• Exercise details
Copy out the data exactly, leaving the pictures behind.

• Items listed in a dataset

========================================================================

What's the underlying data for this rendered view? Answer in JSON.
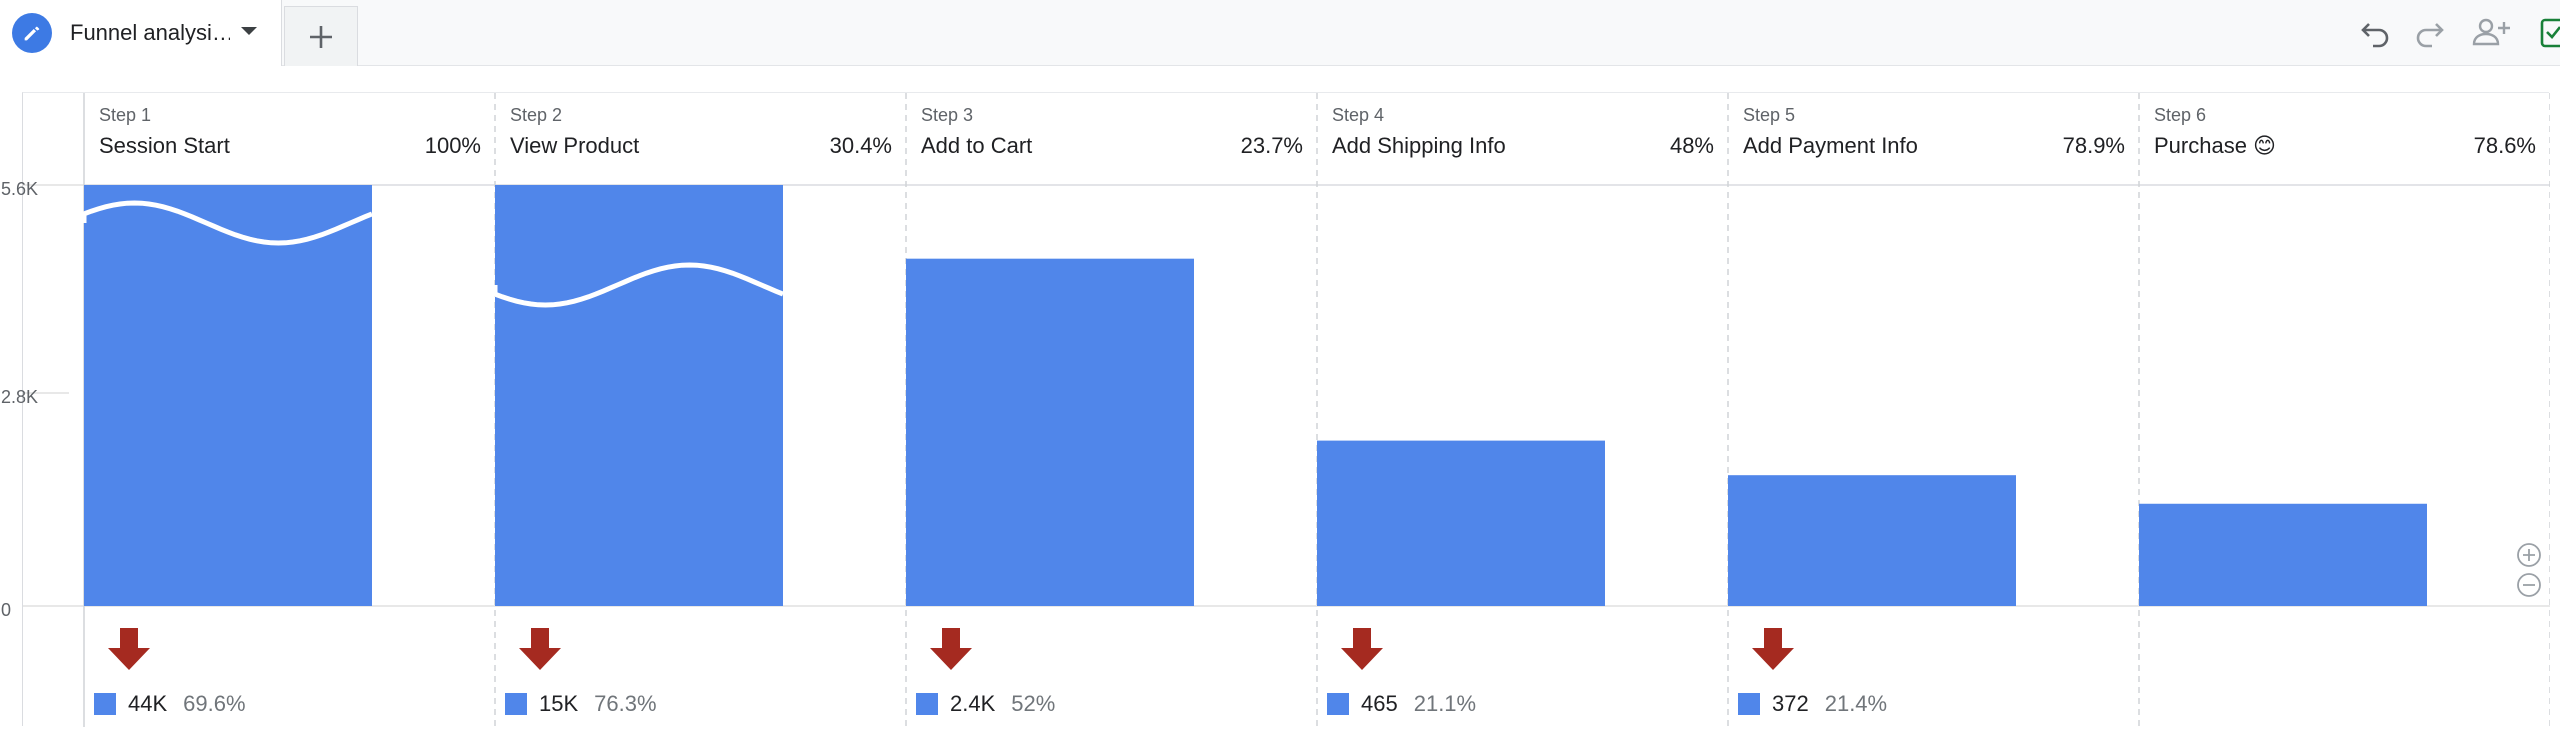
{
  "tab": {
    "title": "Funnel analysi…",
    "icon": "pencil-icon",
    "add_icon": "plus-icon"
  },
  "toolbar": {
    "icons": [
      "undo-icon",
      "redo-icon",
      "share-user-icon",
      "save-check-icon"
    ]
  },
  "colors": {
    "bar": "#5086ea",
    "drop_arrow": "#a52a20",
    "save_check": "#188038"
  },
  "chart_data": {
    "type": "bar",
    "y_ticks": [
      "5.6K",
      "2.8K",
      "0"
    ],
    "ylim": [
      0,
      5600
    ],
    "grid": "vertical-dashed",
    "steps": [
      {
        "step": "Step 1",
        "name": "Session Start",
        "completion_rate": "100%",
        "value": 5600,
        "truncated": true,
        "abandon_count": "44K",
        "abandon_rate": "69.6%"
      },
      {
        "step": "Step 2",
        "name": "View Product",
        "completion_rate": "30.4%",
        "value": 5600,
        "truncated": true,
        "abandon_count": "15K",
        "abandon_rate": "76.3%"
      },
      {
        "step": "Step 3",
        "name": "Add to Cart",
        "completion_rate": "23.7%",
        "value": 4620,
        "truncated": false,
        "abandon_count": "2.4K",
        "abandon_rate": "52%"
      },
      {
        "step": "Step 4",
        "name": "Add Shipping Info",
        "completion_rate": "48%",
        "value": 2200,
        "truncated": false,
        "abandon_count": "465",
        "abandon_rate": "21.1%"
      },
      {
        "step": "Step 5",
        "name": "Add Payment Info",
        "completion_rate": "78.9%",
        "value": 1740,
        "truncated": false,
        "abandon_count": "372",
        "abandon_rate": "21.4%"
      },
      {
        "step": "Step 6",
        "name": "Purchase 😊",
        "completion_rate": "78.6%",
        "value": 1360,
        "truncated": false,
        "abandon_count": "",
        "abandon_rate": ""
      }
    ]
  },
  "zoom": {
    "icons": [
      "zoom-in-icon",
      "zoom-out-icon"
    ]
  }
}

========================================================================

• Answer to this task
What's the underlying data for this rendered view? Answer in JSON.
{
  "tab": {
    "title": "Funnel analysi…",
    "icon": "pencil-icon",
    "add_icon": "plus-icon"
  },
  "toolbar": {
    "icons": [
      "undo-icon",
      "redo-icon",
      "share-user-icon",
      "save-check-icon"
    ]
  },
  "colors": {
    "bar": "#5086ea",
    "drop_arrow": "#a52a20",
    "save_check": "#188038"
  },
  "chart_data": {
    "type": "bar",
    "y_ticks": [
      "5.6K",
      "2.8K",
      "0"
    ],
    "ylim": [
      0,
      5600
    ],
    "grid": "vertical-dashed",
    "steps": [
      {
        "step": "Step 1",
        "name": "Session Start",
        "completion_rate": "100%",
        "value": 5600,
        "truncated": true,
        "abandon_count": "44K",
        "abandon_rate": "69.6%"
      },
      {
        "step": "Step 2",
        "name": "View Product",
        "completion_rate": "30.4%",
        "value": 5600,
        "truncated": true,
        "abandon_count": "15K",
        "abandon_rate": "76.3%"
      },
      {
        "step": "Step 3",
        "name": "Add to Cart",
        "completion_rate": "23.7%",
        "value": 4620,
        "truncated": false,
        "abandon_count": "2.4K",
        "abandon_rate": "52%"
      },
      {
        "step": "Step 4",
        "name": "Add Shipping Info",
        "completion_rate": "48%",
        "value": 2200,
        "truncated": false,
        "abandon_count": "465",
        "abandon_rate": "21.1%"
      },
      {
        "step": "Step 5",
        "name": "Add Payment Info",
        "completion_rate": "78.9%",
        "value": 1740,
        "truncated": false,
        "abandon_count": "372",
        "abandon_rate": "21.4%"
      },
      {
        "step": "Step 6",
        "name": "Purchase 😊",
        "completion_rate": "78.6%",
        "value": 1360,
        "truncated": false,
        "abandon_count": "",
        "abandon_rate": ""
      }
    ]
  },
  "zoom": {
    "icons": [
      "zoom-in-icon",
      "zoom-out-icon"
    ]
  }
}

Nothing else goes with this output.